[Collection entries]
· · ·
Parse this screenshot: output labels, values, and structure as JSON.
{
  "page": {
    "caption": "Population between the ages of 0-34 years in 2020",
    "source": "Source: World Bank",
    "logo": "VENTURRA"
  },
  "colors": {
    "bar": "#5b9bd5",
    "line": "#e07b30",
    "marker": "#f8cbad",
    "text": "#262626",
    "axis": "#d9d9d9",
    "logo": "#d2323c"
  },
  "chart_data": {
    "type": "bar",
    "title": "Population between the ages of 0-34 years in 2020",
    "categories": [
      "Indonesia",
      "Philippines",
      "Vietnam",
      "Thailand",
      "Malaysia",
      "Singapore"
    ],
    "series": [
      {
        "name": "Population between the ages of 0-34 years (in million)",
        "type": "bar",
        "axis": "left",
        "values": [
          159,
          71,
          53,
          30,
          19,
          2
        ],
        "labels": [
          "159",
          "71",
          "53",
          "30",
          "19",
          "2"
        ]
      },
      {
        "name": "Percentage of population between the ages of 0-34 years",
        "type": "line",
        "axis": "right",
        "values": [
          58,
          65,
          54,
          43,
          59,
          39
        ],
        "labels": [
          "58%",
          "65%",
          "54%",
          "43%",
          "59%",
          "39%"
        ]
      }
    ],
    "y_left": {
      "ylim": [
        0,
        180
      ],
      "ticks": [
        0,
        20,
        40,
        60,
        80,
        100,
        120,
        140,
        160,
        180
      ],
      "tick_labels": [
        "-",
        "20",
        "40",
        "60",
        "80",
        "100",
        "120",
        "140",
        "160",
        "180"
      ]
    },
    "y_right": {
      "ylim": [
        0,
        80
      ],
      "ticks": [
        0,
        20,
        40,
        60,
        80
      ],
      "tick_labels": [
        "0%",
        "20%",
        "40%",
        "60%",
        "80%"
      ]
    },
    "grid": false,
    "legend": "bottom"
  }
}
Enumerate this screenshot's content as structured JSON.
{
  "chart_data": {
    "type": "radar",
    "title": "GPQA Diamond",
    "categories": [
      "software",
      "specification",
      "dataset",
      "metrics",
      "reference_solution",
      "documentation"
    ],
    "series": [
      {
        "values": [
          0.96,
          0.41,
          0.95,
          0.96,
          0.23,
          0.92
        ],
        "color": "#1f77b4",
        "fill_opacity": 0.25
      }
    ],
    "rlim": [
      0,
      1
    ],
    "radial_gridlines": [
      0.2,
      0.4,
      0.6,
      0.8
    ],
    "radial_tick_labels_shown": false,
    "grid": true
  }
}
· · ·
What to work on:
Write out the listing once more, matching it exactly.

Result of the exercise:
Parse this screenshot: output labels, values, and structure as JSON.
{
  "page": {
    "caption": "Population between the ages of 0-34 years in 2020",
    "source": "Source: World Bank",
    "logo": "VENTURRA"
  },
  "colors": {
    "bar": "#5b9bd5",
    "line": "#e07b30",
    "marker": "#f8cbad",
    "text": "#262626",
    "axis": "#d9d9d9",
    "logo": "#d2323c"
  },
  "chart_data": {
    "type": "bar",
    "title": "Population between the ages of 0-34 years in 2020",
    "categories": [
      "Indonesia",
      "Philippines",
      "Vietnam",
      "Thailand",
      "Malaysia",
      "Singapore"
    ],
    "series": [
      {
        "name": "Population between the ages of 0-34 years (in million)",
        "type": "bar",
        "axis": "left",
        "values": [
          159,
          71,
          53,
          30,
          19,
          2
        ],
        "labels": [
          "159",
          "71",
          "53",
          "30",
          "19",
          "2"
        ]
      },
      {
        "name": "Percentage of population between the ages of 0-34 years",
        "type": "line",
        "axis": "right",
        "values": [
          58,
          65,
          54,
          43,
          59,
          39
        ],
        "labels": [
          "58%",
          "65%",
          "54%",
          "43%",
          "59%",
          "39%"
        ]
      }
    ],
    "y_left": {
      "ylim": [
        0,
        180
      ],
      "ticks": [
        0,
        20,
        40,
        60,
        80,
        100,
        120,
        140,
        160,
        180
      ],
      "tick_labels": [
        "-",
        "20",
        "40",
        "60",
        "80",
        "100",
        "120",
        "140",
        "160",
        "180"
      ]
    },
    "y_right": {
      "ylim": [
        0,
        80
      ],
      "ticks": [
        0,
        20,
        40,
        60,
        80
      ],
      "tick_labels": [
        "0%",
        "20%",
        "40%",
        "60%",
        "80%"
      ]
    },
    "grid": false,
    "legend": "bottom"
  }
}
Enumerate this screenshot's content as structured JSON.
{
  "chart_data": {
    "type": "radar",
    "title": "GPQA Diamond",
    "categories": [
      "software",
      "specification",
      "dataset",
      "metrics",
      "reference_solution",
      "documentation"
    ],
    "series": [
      {
        "values": [
          0.96,
          0.41,
          0.95,
          0.96,
          0.23,
          0.92
        ],
        "color": "#1f77b4",
        "fill_opacity": 0.25
      }
    ],
    "rlim": [
      0,
      1
    ],
    "radial_gridlines": [
      0.2,
      0.4,
      0.6,
      0.8
    ],
    "radial_tick_labels_shown": false,
    "grid": true
  }
}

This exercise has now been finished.